AIM OF THE EXERCISE — Below is a block of records; repeat each one exactly.

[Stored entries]

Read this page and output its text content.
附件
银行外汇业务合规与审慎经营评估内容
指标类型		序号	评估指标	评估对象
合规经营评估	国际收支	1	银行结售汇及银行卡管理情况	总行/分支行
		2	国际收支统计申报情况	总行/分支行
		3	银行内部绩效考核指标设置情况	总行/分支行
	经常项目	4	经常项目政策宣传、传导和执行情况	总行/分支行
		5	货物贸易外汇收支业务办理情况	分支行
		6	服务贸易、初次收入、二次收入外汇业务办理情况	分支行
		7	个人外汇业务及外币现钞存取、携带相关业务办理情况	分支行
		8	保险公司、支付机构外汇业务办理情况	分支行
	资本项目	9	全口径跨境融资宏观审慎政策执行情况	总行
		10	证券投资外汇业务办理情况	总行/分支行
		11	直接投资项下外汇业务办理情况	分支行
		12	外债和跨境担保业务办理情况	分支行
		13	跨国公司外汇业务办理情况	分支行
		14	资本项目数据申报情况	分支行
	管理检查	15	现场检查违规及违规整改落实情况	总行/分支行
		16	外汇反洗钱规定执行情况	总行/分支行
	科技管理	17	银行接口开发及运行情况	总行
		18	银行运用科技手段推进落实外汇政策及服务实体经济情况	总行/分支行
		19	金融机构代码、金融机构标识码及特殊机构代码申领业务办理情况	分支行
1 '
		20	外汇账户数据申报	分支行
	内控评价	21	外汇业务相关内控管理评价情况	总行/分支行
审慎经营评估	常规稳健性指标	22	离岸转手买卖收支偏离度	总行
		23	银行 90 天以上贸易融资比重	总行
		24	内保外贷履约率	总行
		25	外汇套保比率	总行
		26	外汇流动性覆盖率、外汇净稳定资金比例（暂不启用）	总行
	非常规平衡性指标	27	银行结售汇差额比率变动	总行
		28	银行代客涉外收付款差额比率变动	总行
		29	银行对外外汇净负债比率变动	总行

SOLUTION TO THIS TASK —
Read this page and output its text content.
附件
银行外汇业务合规与审慎经营评估内容
指标类型		序号	评估指标	评估对象
合规经营评估	国际收支	1	银行结售汇及银行卡管理情况	总行/分支行
		2	国际收支统计申报情况	总行/分支行
		3	银行内部绩效考核指标设置情况	总行/分支行
	经常项目	4	经常项目政策宣传、传导和执行情况	总行/分支行
		5	货物贸易外汇收支业务办理情况	分支行
		6	服务贸易、初次收入、二次收入外汇业务办理情况	分支行
		7	个人外汇业务及外币现钞存取、携带相关业务办理情况	分支行
		8	保险公司、支付机构外汇业务办理情况	分支行
	资本项目	9	全口径跨境融资宏观审慎政策执行情况	总行
		10	证券投资外汇业务办理情况	总行/分支行
		11	直接投资项下外汇业务办理情况	分支行
		12	外债和跨境担保业务办理情况	分支行
		13	跨国公司外汇业务办理情况	分支行
		14	资本项目数据申报情况	分支行
	管理检查	15	现场检查违规及违规整改落实情况	总行/分支行
		16	外汇反洗钱规定执行情况	总行/分支行
	科技管理	17	银行接口开发及运行情况	总行
		18	银行运用科技手段推进落实外汇政策及服务实体经济情况	总行/分支行
		19	金融机构代码、金融机构标识码及特殊机构代码申领业务办理情况	分支行
1 '
		20	外汇账户数据申报	分支行
	内控评价	21	外汇业务相关内控管理评价情况	总行/分支行
审慎经营评估	常规稳健性指标	22	离岸转手买卖收支偏离度	总行
		23	银行 90 天以上贸易融资比重	总行
		24	内保外贷履约率	总行
		25	外汇套保比率	总行
		26	外汇流动性覆盖率、外汇净稳定资金比例（暂不启用）	总行
	非常规平衡性指标	27	银行结售汇差额比率变动	总行
		28	银行代客涉外收付款差额比率变动	总行
		29	银行对外外汇净负债比率变动	总行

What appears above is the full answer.